▸ RECORDS FOR PROCESSING:

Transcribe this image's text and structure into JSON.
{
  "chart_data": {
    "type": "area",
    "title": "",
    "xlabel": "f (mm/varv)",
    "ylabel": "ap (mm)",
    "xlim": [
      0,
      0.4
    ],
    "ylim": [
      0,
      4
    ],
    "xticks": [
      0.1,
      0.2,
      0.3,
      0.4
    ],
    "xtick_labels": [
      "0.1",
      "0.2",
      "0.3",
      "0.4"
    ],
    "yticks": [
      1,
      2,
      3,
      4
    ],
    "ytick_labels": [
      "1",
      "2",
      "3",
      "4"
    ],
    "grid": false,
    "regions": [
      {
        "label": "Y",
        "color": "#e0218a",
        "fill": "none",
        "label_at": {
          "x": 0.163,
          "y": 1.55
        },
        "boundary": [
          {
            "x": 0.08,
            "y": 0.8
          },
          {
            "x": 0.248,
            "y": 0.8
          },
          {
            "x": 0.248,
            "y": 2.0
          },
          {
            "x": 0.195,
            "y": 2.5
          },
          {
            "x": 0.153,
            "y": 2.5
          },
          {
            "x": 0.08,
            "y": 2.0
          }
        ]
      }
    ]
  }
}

▸ TASK REQUIREMENTS:
Quote the entire listing above exactly.

▸ TASK RESPONSE:
Transcribe this image's text and structure into JSON.
{
  "chart_data": {
    "type": "area",
    "title": "",
    "xlabel": "f (mm/varv)",
    "ylabel": "ap (mm)",
    "xlim": [
      0,
      0.4
    ],
    "ylim": [
      0,
      4
    ],
    "xticks": [
      0.1,
      0.2,
      0.3,
      0.4
    ],
    "xtick_labels": [
      "0.1",
      "0.2",
      "0.3",
      "0.4"
    ],
    "yticks": [
      1,
      2,
      3,
      4
    ],
    "ytick_labels": [
      "1",
      "2",
      "3",
      "4"
    ],
    "grid": false,
    "regions": [
      {
        "label": "Y",
        "color": "#e0218a",
        "fill": "none",
        "label_at": {
          "x": 0.163,
          "y": 1.55
        },
        "boundary": [
          {
            "x": 0.08,
            "y": 0.8
          },
          {
            "x": 0.248,
            "y": 0.8
          },
          {
            "x": 0.248,
            "y": 2.0
          },
          {
            "x": 0.195,
            "y": 2.5
          },
          {
            "x": 0.153,
            "y": 2.5
          },
          {
            "x": 0.08,
            "y": 2.0
          }
        ]
      }
    ]
  }
}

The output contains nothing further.